◆ **Requirements**:
1) List every crime that the passage on youth unemployment in Nigeria names as one that younger citizens are heavily involved in.
2) Write out the part of the passage on youth unemployment in Nigeria between "They are the" and "kept at home.", inclusive, without changing a word.
3) Carry on the passage on youth unemployment in Nigeria from where it stops, writing its next few sentences.

------ Page text

The answer is obvious: the prospect of staying in their home country is unattractive to much of the nation’s youth because it appears to hold very little hope for their growth and development.
They are the demographic that is most-heavily hit by unemployment. The Labour Statistics Report of the National Bureau of Statistics says that 7.9 million citizens aged between 15 and 34 years were unemployed in the fourth quarter of 2017, and that 58.1 per cent of Nigerians within this age bracket are underemployed.
With so much time on their hands, it is no surprise that far too many of the country’s younger citizens are heavily involved in crime, especially armed robbery, kidnapping, fraud and rape. An already-dire situation is aggravated by the country’s infrastructure challenges, poor vocational training system and the dearth of soft loans.
Rather than facilitating the export of the country’s valuable human resources, the Edo and federal governments should be looking at ways to ensure that potential illegal immigrants are kept at home.
The state government has already acknowledged this in its accelerated industrialisation policies. The renewed emphasis on infrastructural development, especially the rehabilitation and construction of roads, and major projects like the Gelegele Seaport, will increase employment and business activity.

------------
------ Excerpted data

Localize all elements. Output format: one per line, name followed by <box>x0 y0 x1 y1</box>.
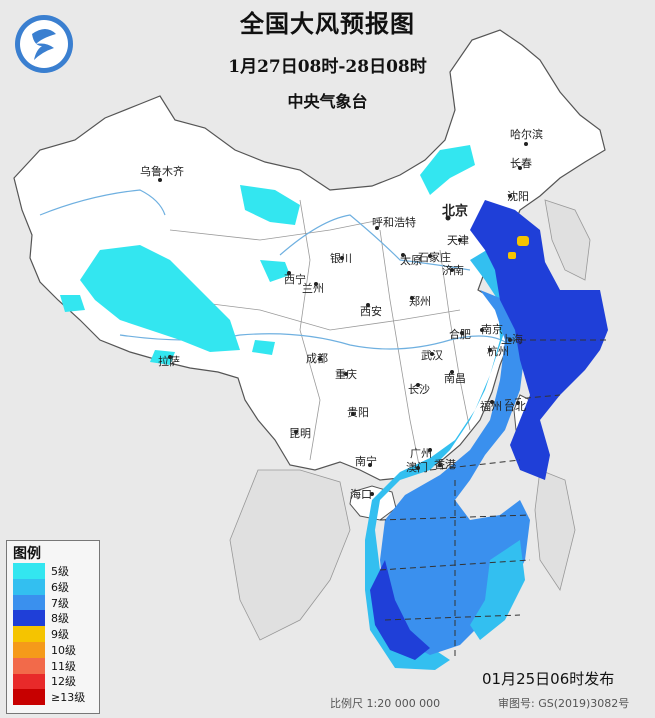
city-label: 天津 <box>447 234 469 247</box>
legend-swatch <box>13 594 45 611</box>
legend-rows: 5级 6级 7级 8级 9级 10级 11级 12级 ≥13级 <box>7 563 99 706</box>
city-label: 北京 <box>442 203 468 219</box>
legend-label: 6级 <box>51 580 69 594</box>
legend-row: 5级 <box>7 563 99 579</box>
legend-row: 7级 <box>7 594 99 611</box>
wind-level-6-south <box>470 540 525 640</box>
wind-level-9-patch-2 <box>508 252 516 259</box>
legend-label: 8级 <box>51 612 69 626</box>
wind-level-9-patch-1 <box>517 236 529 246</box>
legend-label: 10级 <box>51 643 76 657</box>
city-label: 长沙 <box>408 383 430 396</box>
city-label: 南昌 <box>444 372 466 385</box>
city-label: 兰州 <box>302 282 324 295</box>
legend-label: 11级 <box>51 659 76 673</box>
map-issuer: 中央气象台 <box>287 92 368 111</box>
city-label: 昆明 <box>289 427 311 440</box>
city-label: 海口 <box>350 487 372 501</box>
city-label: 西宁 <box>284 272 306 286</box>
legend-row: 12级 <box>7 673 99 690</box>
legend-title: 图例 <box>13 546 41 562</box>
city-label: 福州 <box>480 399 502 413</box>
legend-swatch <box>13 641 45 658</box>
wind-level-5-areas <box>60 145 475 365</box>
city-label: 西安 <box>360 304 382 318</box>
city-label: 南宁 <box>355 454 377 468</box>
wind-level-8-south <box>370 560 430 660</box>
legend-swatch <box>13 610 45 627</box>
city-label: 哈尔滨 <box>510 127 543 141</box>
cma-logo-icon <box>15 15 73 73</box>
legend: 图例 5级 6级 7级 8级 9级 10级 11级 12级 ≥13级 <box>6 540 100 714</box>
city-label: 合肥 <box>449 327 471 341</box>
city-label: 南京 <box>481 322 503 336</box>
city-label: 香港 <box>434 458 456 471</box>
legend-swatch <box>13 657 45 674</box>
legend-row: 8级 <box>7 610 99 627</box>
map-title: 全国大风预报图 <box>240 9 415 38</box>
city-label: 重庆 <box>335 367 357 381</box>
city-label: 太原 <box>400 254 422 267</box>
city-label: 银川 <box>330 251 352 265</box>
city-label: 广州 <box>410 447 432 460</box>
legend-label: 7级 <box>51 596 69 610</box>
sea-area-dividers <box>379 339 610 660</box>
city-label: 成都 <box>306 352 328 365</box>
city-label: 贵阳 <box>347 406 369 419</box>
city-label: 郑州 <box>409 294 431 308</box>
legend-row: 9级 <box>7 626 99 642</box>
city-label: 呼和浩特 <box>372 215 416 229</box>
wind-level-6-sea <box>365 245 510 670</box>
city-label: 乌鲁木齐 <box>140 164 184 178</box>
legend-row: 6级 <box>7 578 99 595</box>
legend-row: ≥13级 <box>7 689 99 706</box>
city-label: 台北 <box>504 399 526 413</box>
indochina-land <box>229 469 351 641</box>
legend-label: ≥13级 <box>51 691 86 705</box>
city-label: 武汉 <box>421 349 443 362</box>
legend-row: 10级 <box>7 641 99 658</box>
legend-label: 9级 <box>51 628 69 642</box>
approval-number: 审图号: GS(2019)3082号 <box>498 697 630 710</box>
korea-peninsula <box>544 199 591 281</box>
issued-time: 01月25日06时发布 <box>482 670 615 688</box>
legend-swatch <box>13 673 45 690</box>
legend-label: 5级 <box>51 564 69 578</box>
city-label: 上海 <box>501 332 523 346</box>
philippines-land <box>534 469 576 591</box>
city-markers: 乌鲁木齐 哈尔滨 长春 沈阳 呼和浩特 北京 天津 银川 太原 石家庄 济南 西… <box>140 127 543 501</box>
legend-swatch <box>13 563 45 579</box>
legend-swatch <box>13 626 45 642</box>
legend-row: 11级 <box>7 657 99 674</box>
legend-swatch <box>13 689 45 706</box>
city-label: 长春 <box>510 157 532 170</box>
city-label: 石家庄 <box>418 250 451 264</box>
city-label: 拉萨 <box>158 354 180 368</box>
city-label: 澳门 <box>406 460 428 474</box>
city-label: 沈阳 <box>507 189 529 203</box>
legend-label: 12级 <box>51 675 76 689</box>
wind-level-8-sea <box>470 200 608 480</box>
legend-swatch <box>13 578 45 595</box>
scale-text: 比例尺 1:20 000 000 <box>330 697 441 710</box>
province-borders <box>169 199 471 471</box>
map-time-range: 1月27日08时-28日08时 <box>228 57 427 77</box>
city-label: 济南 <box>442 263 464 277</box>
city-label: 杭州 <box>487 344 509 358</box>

------------
------ Excerpted data

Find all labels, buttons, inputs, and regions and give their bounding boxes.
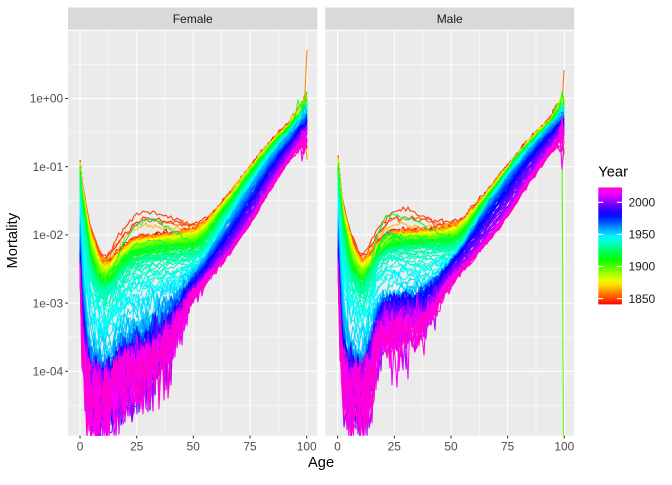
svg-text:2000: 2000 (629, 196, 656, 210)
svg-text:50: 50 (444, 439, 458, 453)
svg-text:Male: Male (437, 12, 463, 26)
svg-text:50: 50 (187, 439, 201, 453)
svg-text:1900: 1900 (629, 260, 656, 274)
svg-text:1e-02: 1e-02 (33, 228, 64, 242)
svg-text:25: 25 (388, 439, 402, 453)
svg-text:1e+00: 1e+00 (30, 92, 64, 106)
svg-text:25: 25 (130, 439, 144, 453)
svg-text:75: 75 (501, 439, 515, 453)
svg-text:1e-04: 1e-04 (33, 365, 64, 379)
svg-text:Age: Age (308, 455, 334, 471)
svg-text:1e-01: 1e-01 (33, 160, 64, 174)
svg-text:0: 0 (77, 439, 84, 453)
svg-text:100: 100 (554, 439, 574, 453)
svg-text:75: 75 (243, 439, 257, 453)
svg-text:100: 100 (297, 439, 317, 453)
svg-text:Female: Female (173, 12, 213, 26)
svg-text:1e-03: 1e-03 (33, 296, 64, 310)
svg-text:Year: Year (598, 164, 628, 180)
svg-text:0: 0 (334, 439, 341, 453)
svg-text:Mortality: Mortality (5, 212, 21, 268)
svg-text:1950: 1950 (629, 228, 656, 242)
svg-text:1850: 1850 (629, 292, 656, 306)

------------
------ Excerpted data

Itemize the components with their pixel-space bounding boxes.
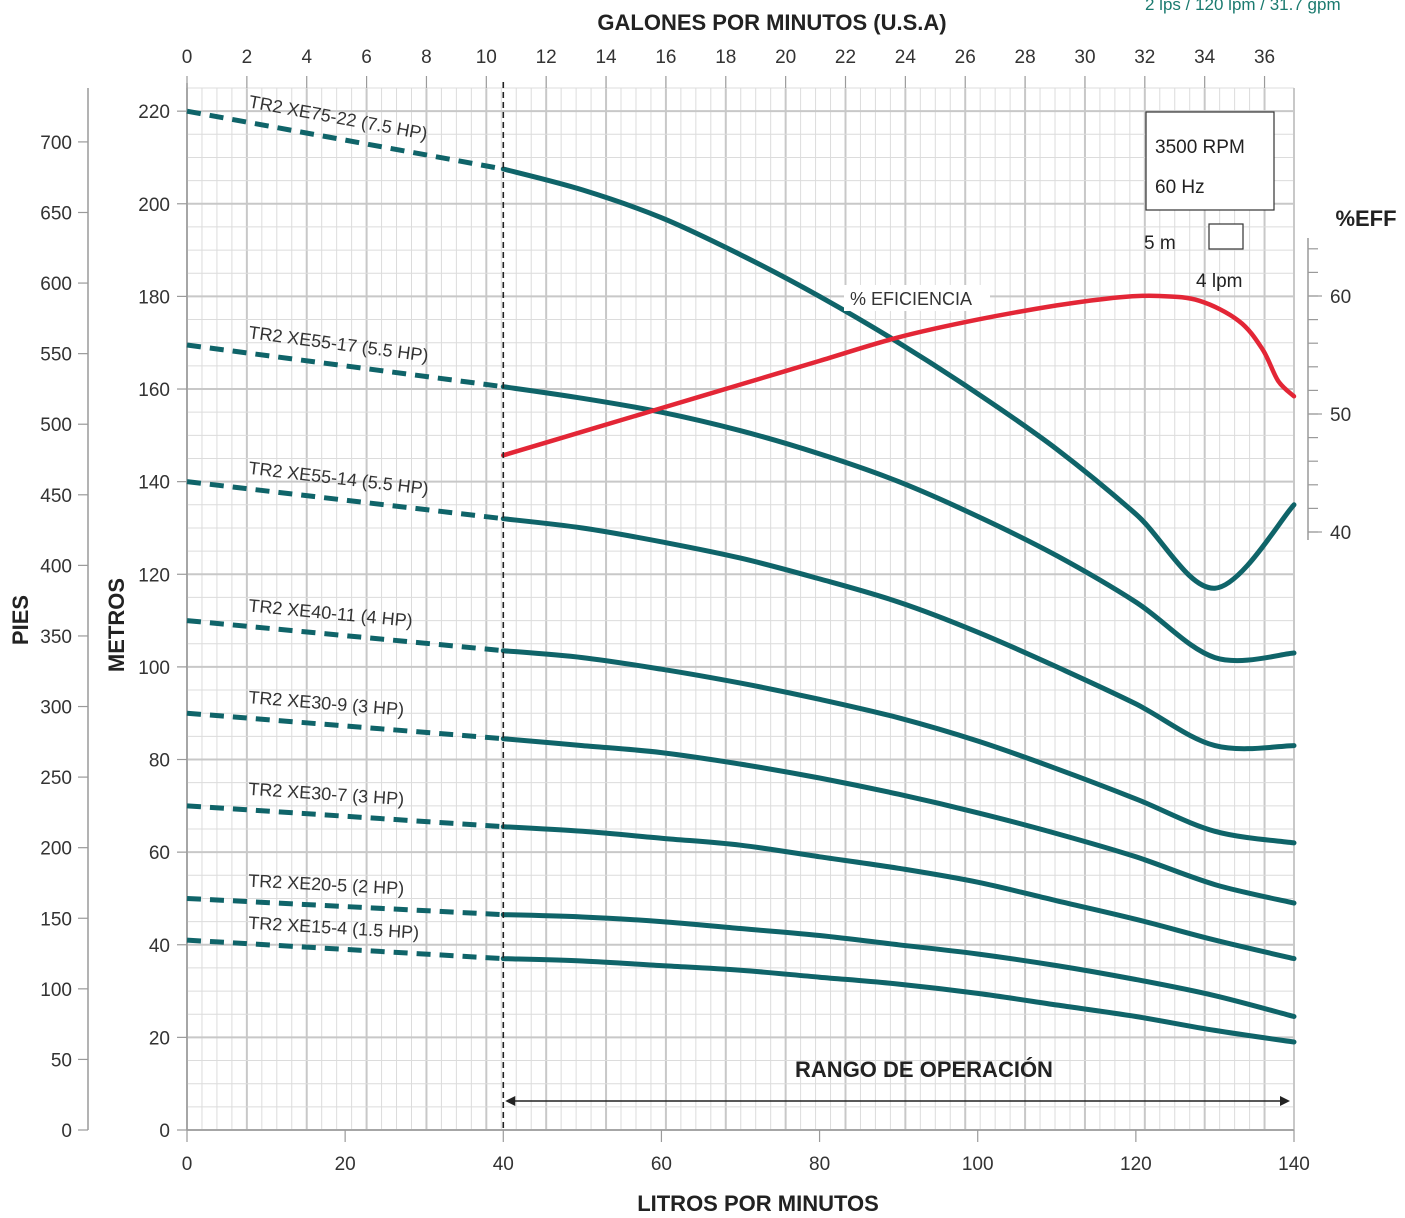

------------

◆ **Task-by-task results**:
1) armed robbery, kidnapping, fraud, rape

2)
They are the demographic that is most-heavily hit by unemployment. The Labour Statistics Report of the National Bureau of Statistics says that 7.9 million citizens aged between 15 and 34 years were unemployed in the fourth quarter of 2017, and that 58.1 per cent of Nigerians within this age bracket are underemployed.
With so much time on their hands, it is no surprise that far too many of the country’s younger citizens are heavily involved in crime, especially armed robbery, kidnapping, fraud and rape. An already-dire situation is aggravated by the country’s infrastructure challenges, poor vocational training system and the dearth of soft loans.
Rather than facilitating the export of the country’s valuable human resources, the Edo and federal governments should be looking at ways to ensure that potential illegal immigrants are kept at home.

3)
The technical centres for skill acquisition should seek to complement these projects, instead of preparing workers for other lands. The Federal Government can help Edo to realise these aims by ensuring that red-tape does not stand in the way of the quick execution of these projects.
Edo State should also follow through on the legislation it has enacted to deal with the illegal migration problem. The Edo State Task Force on Human Trafficking must step up its efforts to reduce the phenomenon to the barest minimum.
Ultimately, only a decisive change in prevailing attitudes can reduce the flow of Nigerian youths to foreign shores. But properly-targeted policies can help to achieve that laudable goal.